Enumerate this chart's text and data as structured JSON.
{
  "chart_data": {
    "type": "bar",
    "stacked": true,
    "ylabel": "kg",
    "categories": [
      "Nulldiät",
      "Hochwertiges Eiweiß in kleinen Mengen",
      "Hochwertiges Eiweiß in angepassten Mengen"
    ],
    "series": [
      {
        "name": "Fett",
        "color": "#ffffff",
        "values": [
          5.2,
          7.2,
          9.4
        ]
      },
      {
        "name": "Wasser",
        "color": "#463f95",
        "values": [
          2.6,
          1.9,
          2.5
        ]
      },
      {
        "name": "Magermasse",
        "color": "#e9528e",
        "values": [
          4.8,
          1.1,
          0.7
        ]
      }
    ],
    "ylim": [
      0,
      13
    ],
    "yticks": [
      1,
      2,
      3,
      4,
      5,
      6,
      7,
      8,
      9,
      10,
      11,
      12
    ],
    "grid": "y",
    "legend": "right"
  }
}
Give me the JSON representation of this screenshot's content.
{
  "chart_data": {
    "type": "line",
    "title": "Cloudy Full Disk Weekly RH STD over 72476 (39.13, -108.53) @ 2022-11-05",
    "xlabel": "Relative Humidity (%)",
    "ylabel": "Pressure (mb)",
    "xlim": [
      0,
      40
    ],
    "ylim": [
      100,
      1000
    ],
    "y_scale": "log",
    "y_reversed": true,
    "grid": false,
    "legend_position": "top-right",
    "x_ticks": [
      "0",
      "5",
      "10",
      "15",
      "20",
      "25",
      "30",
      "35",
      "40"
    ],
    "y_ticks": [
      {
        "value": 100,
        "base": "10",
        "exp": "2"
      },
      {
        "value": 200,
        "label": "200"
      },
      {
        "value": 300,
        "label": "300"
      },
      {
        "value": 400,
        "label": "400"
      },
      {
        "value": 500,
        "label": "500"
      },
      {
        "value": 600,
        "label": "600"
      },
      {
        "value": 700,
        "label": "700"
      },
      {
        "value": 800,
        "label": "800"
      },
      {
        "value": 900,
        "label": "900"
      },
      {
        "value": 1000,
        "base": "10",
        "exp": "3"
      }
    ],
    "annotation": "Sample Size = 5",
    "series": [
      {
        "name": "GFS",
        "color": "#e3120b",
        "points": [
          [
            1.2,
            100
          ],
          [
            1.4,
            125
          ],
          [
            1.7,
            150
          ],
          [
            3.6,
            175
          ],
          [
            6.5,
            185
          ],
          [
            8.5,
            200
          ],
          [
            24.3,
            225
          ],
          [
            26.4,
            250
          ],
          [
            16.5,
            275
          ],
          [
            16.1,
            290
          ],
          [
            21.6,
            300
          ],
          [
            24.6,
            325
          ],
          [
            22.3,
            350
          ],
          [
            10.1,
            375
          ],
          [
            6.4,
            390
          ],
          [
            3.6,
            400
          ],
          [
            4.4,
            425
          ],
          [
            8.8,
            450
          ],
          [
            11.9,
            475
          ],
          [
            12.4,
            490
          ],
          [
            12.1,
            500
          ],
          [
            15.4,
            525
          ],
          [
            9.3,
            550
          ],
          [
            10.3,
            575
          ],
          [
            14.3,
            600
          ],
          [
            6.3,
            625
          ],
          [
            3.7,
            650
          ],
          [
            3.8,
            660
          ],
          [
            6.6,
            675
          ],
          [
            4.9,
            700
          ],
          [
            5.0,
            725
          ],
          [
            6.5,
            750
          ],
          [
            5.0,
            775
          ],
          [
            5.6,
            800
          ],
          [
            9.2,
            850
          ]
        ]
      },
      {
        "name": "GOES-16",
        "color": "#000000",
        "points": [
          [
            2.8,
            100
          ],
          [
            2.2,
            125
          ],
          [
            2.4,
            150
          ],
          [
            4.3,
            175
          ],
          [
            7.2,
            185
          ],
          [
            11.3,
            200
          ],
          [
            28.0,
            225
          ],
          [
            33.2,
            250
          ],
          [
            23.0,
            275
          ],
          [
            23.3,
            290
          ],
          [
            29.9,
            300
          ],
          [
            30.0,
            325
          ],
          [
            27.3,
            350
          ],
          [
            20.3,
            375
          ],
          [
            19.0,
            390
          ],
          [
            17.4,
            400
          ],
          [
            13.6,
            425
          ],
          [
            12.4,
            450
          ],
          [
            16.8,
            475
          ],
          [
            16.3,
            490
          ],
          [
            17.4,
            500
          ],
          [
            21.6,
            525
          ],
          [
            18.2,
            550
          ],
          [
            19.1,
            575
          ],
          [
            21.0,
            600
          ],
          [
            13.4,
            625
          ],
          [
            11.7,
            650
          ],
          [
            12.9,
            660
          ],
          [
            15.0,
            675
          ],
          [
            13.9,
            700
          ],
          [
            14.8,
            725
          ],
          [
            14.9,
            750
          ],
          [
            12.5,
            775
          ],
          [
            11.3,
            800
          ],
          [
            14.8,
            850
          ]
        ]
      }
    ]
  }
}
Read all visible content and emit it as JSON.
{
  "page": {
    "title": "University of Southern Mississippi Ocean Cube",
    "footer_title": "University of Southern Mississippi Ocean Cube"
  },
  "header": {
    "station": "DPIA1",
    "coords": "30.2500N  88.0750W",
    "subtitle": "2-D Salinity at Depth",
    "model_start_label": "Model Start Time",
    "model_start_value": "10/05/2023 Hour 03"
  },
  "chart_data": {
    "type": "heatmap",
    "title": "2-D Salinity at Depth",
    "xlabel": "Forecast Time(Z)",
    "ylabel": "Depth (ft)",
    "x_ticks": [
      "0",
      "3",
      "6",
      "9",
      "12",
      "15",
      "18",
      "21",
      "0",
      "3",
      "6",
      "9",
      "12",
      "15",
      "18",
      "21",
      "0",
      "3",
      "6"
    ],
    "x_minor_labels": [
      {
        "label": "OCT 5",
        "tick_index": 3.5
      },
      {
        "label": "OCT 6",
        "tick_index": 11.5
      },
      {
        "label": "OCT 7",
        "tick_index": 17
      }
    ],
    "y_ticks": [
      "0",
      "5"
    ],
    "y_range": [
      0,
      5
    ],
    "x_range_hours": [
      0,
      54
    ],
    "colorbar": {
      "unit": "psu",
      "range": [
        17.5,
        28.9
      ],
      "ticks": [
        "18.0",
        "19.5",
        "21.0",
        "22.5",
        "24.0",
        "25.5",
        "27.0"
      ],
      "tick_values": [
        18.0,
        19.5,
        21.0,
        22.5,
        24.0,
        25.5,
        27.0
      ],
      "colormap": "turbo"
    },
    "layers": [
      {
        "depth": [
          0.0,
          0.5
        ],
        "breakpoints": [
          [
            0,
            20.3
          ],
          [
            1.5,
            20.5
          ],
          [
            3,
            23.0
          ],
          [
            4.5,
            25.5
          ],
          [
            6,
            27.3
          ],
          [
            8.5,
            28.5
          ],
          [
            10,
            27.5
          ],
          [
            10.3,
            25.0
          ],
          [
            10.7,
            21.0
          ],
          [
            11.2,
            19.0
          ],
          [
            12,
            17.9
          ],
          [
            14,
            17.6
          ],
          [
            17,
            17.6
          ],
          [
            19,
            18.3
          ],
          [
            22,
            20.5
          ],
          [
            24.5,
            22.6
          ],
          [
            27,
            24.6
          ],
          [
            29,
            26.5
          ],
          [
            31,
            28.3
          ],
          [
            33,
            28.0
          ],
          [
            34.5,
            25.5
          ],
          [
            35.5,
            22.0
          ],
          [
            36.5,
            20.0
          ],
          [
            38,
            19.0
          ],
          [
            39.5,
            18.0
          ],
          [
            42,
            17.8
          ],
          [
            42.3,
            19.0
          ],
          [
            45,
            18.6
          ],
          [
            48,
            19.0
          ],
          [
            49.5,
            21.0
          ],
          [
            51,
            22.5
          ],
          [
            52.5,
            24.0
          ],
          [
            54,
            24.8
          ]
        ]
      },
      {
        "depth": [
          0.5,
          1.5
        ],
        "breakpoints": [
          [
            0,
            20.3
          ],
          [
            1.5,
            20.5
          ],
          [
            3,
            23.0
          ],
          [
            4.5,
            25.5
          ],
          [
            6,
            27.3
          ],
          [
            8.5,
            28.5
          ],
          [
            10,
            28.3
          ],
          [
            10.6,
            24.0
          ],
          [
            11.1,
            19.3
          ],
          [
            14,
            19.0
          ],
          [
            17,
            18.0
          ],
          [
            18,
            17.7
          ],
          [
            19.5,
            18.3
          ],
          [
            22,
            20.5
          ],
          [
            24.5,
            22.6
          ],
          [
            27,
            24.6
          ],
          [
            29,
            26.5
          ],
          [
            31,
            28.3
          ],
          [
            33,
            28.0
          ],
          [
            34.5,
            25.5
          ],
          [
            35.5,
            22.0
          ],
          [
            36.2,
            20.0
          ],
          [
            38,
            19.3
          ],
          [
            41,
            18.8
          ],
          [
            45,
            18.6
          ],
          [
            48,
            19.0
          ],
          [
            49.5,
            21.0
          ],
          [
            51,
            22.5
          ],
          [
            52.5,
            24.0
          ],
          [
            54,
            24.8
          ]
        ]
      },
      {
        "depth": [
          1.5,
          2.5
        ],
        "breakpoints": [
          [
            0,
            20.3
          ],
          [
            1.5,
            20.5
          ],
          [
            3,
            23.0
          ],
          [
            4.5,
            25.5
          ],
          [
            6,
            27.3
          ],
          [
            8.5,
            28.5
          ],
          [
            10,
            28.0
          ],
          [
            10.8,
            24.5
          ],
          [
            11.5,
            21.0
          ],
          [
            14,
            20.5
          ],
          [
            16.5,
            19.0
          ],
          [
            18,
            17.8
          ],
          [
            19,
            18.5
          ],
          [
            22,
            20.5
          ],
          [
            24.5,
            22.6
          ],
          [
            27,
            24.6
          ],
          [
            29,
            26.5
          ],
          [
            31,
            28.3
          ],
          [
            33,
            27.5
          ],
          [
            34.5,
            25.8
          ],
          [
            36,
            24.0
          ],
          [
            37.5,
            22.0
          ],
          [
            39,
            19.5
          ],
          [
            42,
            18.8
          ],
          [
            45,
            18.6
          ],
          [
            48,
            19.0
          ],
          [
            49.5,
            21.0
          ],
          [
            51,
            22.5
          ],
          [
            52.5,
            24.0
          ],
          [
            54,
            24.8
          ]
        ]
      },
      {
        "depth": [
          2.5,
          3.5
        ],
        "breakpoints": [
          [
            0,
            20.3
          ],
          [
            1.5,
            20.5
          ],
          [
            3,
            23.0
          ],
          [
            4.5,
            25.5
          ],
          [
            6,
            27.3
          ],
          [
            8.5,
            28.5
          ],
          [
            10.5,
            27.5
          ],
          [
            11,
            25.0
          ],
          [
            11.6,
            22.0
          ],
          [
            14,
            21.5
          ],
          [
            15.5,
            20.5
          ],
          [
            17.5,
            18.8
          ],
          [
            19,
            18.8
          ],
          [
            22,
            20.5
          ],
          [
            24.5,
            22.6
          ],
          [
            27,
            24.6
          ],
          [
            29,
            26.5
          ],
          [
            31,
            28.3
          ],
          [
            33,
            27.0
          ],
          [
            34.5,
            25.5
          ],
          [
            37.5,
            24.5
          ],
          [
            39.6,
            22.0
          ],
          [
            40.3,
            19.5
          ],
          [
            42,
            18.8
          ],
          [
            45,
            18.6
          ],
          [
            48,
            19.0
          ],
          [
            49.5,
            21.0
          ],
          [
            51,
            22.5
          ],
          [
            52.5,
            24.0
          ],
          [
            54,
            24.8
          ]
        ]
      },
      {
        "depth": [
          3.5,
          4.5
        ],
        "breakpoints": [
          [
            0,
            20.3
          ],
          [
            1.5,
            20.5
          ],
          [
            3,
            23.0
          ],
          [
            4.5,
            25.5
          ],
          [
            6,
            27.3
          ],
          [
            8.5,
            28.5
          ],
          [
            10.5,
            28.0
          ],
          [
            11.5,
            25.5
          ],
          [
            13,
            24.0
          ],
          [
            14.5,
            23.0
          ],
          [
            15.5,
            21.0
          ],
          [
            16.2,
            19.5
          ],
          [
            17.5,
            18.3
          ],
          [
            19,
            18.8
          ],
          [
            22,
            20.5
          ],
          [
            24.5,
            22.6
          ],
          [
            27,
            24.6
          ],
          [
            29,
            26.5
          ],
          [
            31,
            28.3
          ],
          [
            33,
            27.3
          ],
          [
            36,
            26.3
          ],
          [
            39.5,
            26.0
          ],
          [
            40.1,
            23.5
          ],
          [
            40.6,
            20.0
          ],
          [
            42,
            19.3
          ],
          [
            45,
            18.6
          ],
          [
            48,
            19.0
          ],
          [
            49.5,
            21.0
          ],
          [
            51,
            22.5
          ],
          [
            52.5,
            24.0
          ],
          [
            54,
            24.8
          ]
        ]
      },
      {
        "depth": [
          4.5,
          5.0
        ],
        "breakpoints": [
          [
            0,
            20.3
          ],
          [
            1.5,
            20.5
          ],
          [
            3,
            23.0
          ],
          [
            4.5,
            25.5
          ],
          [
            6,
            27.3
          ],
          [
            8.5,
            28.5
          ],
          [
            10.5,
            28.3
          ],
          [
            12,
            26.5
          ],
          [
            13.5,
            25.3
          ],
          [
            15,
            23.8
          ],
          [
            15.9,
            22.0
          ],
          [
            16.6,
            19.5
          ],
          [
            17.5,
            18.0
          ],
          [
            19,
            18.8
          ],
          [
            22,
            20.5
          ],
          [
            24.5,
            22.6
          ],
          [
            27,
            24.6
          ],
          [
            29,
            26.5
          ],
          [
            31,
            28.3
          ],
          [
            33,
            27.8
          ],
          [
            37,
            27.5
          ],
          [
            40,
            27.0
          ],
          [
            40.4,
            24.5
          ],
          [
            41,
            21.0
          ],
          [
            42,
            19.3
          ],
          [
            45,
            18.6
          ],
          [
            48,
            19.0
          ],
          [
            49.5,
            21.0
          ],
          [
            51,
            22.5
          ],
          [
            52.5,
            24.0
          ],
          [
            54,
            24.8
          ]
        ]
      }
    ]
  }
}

# # # # # # #

*What you have to do*: Look through the data and gather every line with the string "University" in it.

*Response for this exercise*:
    "title": "University of Southern Mississippi Ocean Cube",
    "footer_title": "University of Southern Mississippi Ocean Cube"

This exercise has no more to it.